──────── MATERIAL FOR THE TASK

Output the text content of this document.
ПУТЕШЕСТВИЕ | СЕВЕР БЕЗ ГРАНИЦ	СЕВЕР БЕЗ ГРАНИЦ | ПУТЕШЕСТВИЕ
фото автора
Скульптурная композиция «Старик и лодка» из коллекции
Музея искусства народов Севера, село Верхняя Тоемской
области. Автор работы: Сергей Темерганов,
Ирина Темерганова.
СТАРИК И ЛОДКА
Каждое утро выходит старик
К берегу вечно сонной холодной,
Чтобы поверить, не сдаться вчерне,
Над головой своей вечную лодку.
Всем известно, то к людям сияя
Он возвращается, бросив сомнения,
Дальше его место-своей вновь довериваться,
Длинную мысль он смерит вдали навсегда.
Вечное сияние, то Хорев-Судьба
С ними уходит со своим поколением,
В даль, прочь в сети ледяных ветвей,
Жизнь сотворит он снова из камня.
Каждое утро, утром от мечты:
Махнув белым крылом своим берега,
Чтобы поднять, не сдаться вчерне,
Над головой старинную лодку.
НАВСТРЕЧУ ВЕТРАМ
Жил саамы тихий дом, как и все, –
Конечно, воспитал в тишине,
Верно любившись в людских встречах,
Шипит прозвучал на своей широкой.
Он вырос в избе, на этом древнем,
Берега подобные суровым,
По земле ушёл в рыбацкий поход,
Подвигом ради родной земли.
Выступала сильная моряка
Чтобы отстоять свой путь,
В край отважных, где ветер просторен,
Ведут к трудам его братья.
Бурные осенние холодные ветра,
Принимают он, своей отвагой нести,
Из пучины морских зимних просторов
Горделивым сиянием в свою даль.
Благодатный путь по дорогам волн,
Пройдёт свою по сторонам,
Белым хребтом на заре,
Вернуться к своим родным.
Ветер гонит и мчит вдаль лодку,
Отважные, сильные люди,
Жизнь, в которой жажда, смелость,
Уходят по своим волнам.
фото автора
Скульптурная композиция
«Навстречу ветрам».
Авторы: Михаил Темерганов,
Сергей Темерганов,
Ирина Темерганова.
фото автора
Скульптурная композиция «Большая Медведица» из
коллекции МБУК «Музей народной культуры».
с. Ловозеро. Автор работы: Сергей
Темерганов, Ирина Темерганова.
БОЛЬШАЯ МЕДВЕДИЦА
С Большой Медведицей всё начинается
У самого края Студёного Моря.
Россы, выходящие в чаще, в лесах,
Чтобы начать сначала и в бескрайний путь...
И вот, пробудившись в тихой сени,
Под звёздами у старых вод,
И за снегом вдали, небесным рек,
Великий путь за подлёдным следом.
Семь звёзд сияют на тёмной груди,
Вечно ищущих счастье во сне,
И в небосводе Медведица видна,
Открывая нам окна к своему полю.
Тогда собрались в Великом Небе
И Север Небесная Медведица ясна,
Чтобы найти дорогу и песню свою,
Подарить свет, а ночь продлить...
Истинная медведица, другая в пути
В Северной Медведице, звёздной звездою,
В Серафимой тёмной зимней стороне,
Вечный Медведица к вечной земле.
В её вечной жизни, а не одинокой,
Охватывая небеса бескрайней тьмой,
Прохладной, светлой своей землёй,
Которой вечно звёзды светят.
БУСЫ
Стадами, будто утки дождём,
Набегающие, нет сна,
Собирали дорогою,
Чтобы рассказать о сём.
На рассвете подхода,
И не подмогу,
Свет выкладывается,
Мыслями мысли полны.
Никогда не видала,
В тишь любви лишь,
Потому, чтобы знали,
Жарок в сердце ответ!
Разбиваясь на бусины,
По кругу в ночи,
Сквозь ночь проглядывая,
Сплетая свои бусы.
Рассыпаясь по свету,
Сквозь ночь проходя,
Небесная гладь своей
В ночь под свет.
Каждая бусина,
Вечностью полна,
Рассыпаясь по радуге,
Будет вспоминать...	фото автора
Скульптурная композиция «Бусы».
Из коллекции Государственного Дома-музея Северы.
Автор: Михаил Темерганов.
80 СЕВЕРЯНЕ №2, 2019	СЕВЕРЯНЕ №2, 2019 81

────────────────

## EXERCISE DETAILS
Retype the material in full, character for character.

## REPLY TO THE EXERCISE
Output the text content of this document.
ПУТЕШЕСТВИЕ | СЕВЕР БЕЗ ГРАНИЦ	СЕВЕР БЕЗ ГРАНИЦ | ПУТЕШЕСТВИЕ
фото автора
Скульптурная композиция «Старик и лодка» из коллекции
Музея искусства народов Севера, село Верхняя Тоемской
области. Автор работы: Сергей Темерганов,
Ирина Темерганова.
СТАРИК И ЛОДКА
Каждое утро выходит старик
К берегу вечно сонной холодной,
Чтобы поверить, не сдаться вчерне,
Над головой своей вечную лодку.
Всем известно, то к людям сияя
Он возвращается, бросив сомнения,
Дальше его место-своей вновь довериваться,
Длинную мысль он смерит вдали навсегда.
Вечное сияние, то Хорев-Судьба
С ними уходит со своим поколением,
В даль, прочь в сети ледяных ветвей,
Жизнь сотворит он снова из камня.
Каждое утро, утром от мечты:
Махнув белым крылом своим берега,
Чтобы поднять, не сдаться вчерне,
Над головой старинную лодку.
НАВСТРЕЧУ ВЕТРАМ
Жил саамы тихий дом, как и все, –
Конечно, воспитал в тишине,
Верно любившись в людских встречах,
Шипит прозвучал на своей широкой.
Он вырос в избе, на этом древнем,
Берега подобные суровым,
По земле ушёл в рыбацкий поход,
Подвигом ради родной земли.
Выступала сильная моряка
Чтобы отстоять свой путь,
В край отважных, где ветер просторен,
Ведут к трудам его братья.
Бурные осенние холодные ветра,
Принимают он, своей отвагой нести,
Из пучины морских зимних просторов
Горделивым сиянием в свою даль.
Благодатный путь по дорогам волн,
Пройдёт свою по сторонам,
Белым хребтом на заре,
Вернуться к своим родным.
Ветер гонит и мчит вдаль лодку,
Отважные, сильные люди,
Жизнь, в которой жажда, смелость,
Уходят по своим волнам.
фото автора
Скульптурная композиция
«Навстречу ветрам».
Авторы: Михаил Темерганов,
Сергей Темерганов,
Ирина Темерганова.
фото автора
Скульптурная композиция «Большая Медведица» из
коллекции МБУК «Музей народной культуры».
с. Ловозеро. Автор работы: Сергей
Темерганов, Ирина Темерганова.
БОЛЬШАЯ МЕДВЕДИЦА
С Большой Медведицей всё начинается
У самого края Студёного Моря.
Россы, выходящие в чаще, в лесах,
Чтобы начать сначала и в бескрайний путь...
И вот, пробудившись в тихой сени,
Под звёздами у старых вод,
И за снегом вдали, небесным рек,
Великий путь за подлёдным следом.
Семь звёзд сияют на тёмной груди,
Вечно ищущих счастье во сне,
И в небосводе Медведица видна,
Открывая нам окна к своему полю.
Тогда собрались в Великом Небе
И Север Небесная Медведица ясна,
Чтобы найти дорогу и песню свою,
Подарить свет, а ночь продлить...
Истинная медведица, другая в пути
В Северной Медведице, звёздной звездою,
В Серафимой тёмной зимней стороне,
Вечный Медведица к вечной земле.
В её вечной жизни, а не одинокой,
Охватывая небеса бескрайней тьмой,
Прохладной, светлой своей землёй,
Которой вечно звёзды светят.
БУСЫ
Стадами, будто утки дождём,
Набегающие, нет сна,
Собирали дорогою,
Чтобы рассказать о сём.
На рассвете подхода,
И не подмогу,
Свет выкладывается,
Мыслями мысли полны.
Никогда не видала,
В тишь любви лишь,
Потому, чтобы знали,
Жарок в сердце ответ!
Разбиваясь на бусины,
По кругу в ночи,
Сквозь ночь проглядывая,
Сплетая свои бусы.
Рассыпаясь по свету,
Сквозь ночь проходя,
Небесная гладь своей
В ночь под свет.
Каждая бусина,
Вечностью полна,
Рассыпаясь по радуге,
Будет вспоминать...	фото автора
Скульптурная композиция «Бусы».
Из коллекции Государственного Дома-музея Северы.
Автор: Михаил Темерганов.
80 СЕВЕРЯНЕ №2, 2019	СЕВЕРЯНЕ №2, 2019 81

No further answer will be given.